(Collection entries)

-=-=-=-=-

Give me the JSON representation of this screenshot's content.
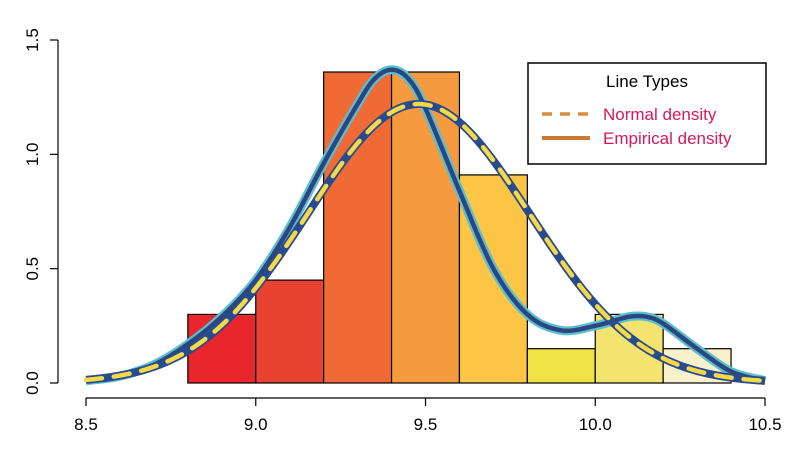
{
  "chart_data": {
    "type": "bar",
    "subtype": "histogram-with-density-curves",
    "title": "",
    "xlabel": "",
    "ylabel": "",
    "xlim": [
      8.5,
      10.5
    ],
    "ylim": [
      0,
      1.5
    ],
    "x_ticks": [
      "8.5",
      "9.0",
      "9.5",
      "10.0",
      "10.5"
    ],
    "y_ticks": [
      "0.0",
      "0.5",
      "1.0",
      "1.5"
    ],
    "bins": [
      {
        "start": 8.8,
        "end": 9.0,
        "density": 0.3,
        "color": "#E8262B"
      },
      {
        "start": 9.0,
        "end": 9.2,
        "density": 0.45,
        "color": "#E84330"
      },
      {
        "start": 9.2,
        "end": 9.4,
        "density": 1.36,
        "color": "#EF6A35"
      },
      {
        "start": 9.4,
        "end": 9.6,
        "density": 1.36,
        "color": "#F59A3E"
      },
      {
        "start": 9.6,
        "end": 9.8,
        "density": 0.91,
        "color": "#FCC545"
      },
      {
        "start": 9.8,
        "end": 10.0,
        "density": 0.15,
        "color": "#EFE245"
      },
      {
        "start": 10.0,
        "end": 10.2,
        "density": 0.3,
        "color": "#F2E46F"
      },
      {
        "start": 10.2,
        "end": 10.4,
        "density": 0.15,
        "color": "#F8F1CB"
      }
    ],
    "series": [
      {
        "name": "Normal density",
        "kind": "normal",
        "mean": 9.48,
        "sd": 0.327,
        "color": "#F4D949",
        "outline_color": "#284A8E",
        "legend_color": "#D98C3B",
        "dash": true
      },
      {
        "name": "Empirical density",
        "kind": "kde",
        "color": "#2C4780",
        "outline_color": "#5BBFCF",
        "legend_color": "#C97A35",
        "dash": false,
        "x": [
          8.5,
          8.6,
          8.7,
          8.8,
          8.9,
          9.0,
          9.1,
          9.2,
          9.3,
          9.35,
          9.4,
          9.45,
          9.5,
          9.6,
          9.7,
          9.8,
          9.9,
          10.0,
          10.05,
          10.1,
          10.15,
          10.2,
          10.3,
          10.4,
          10.5
        ],
        "y": [
          0.01,
          0.03,
          0.08,
          0.17,
          0.29,
          0.45,
          0.68,
          0.96,
          1.22,
          1.33,
          1.37,
          1.33,
          1.2,
          0.84,
          0.5,
          0.3,
          0.23,
          0.25,
          0.27,
          0.29,
          0.29,
          0.26,
          0.15,
          0.05,
          0.01
        ]
      }
    ],
    "legend": {
      "title": "Line Types",
      "position": "top-right",
      "text_color": "#D6185E"
    }
  }
}
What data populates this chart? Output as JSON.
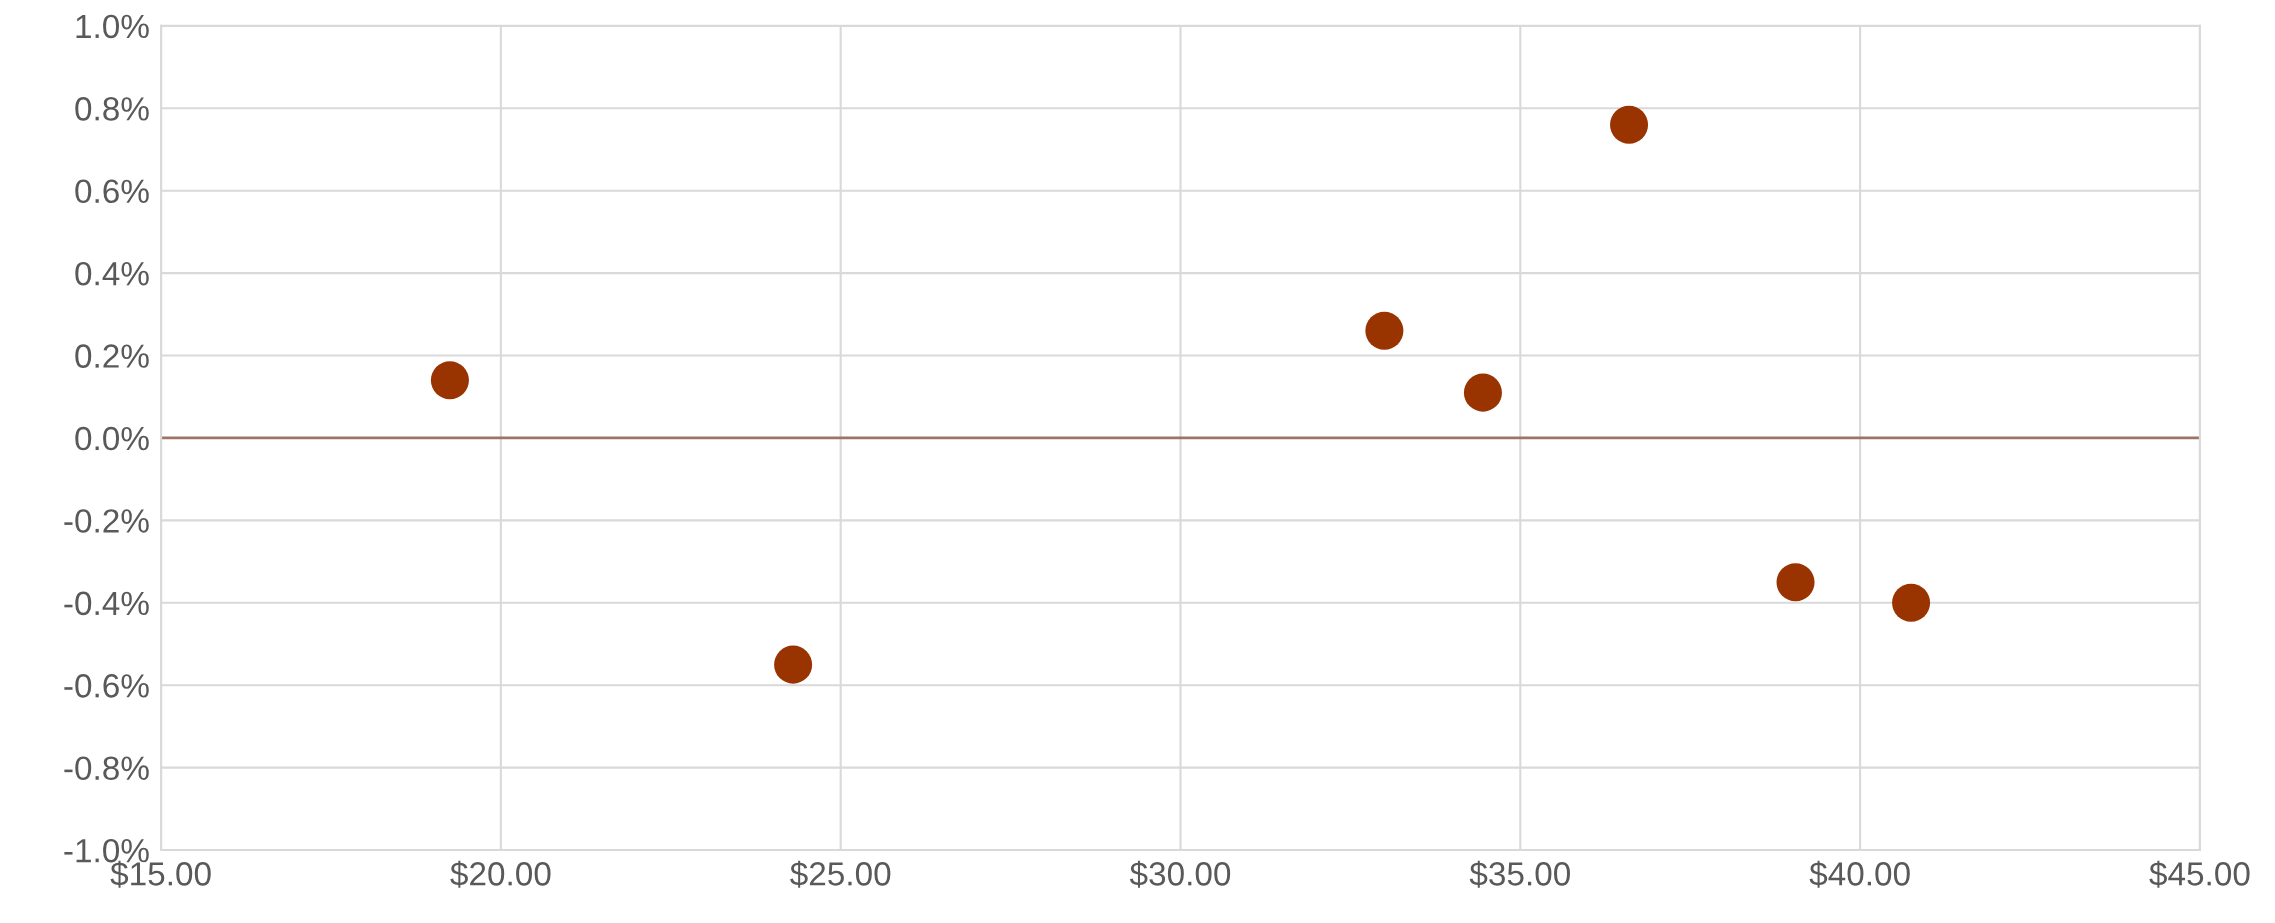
{
  "chart_data": {
    "type": "scatter",
    "x": [
      19.25,
      24.3,
      33.0,
      34.45,
      36.6,
      39.05,
      40.75
    ],
    "values": [
      0.14,
      -0.55,
      0.26,
      0.11,
      0.76,
      -0.35,
      -0.4
    ],
    "color": "#993300",
    "marker": "circle",
    "xlim": [
      15,
      45
    ],
    "ylim": [
      -1.0,
      1.0
    ],
    "xticks": [
      {
        "value": 15,
        "label": "$15.00"
      },
      {
        "value": 20,
        "label": "$20.00"
      },
      {
        "value": 25,
        "label": "$25.00"
      },
      {
        "value": 30,
        "label": "$30.00"
      },
      {
        "value": 35,
        "label": "$35.00"
      },
      {
        "value": 40,
        "label": "$40.00"
      },
      {
        "value": 45,
        "label": "$45.00"
      }
    ],
    "yticks": [
      {
        "value": -1.0,
        "label": "-1.0%"
      },
      {
        "value": -0.8,
        "label": "-0.8%"
      },
      {
        "value": -0.6,
        "label": "-0.6%"
      },
      {
        "value": -0.4,
        "label": "-0.4%"
      },
      {
        "value": -0.2,
        "label": "-0.2%"
      },
      {
        "value": 0.0,
        "label": "0.0%"
      },
      {
        "value": 0.2,
        "label": "0.2%"
      },
      {
        "value": 0.4,
        "label": "0.4%"
      },
      {
        "value": 0.6,
        "label": "0.6%"
      },
      {
        "value": 0.8,
        "label": "0.8%"
      },
      {
        "value": 1.0,
        "label": "1.0%"
      }
    ],
    "grid": true,
    "ref_lines": [
      {
        "axis": "y",
        "value": 0,
        "color": "#9e7468"
      }
    ]
  }
}
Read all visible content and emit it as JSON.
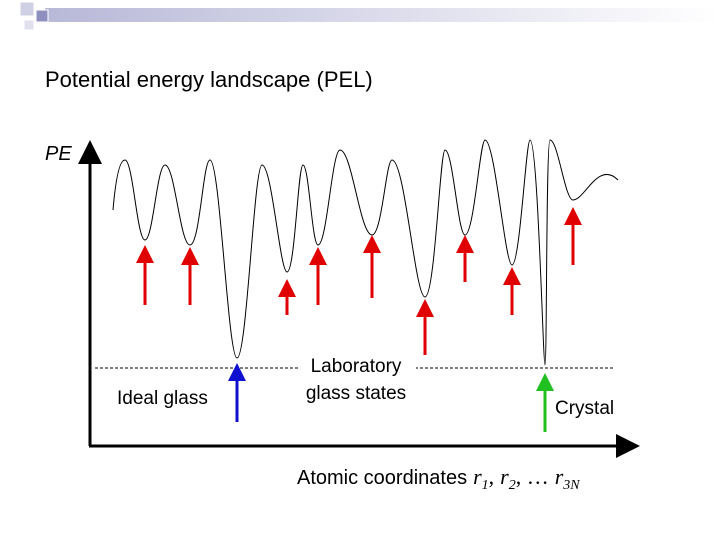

-=-=-=-=-

WHAT IS REQUIRED:
Find the lines holding "JSON" and list every one.

WRITTEN ANSWER:
Give me the JSON representation of this screenshot's content.
What data populates this chart? Output as JSON.
Read all visible content and emit it as JSON.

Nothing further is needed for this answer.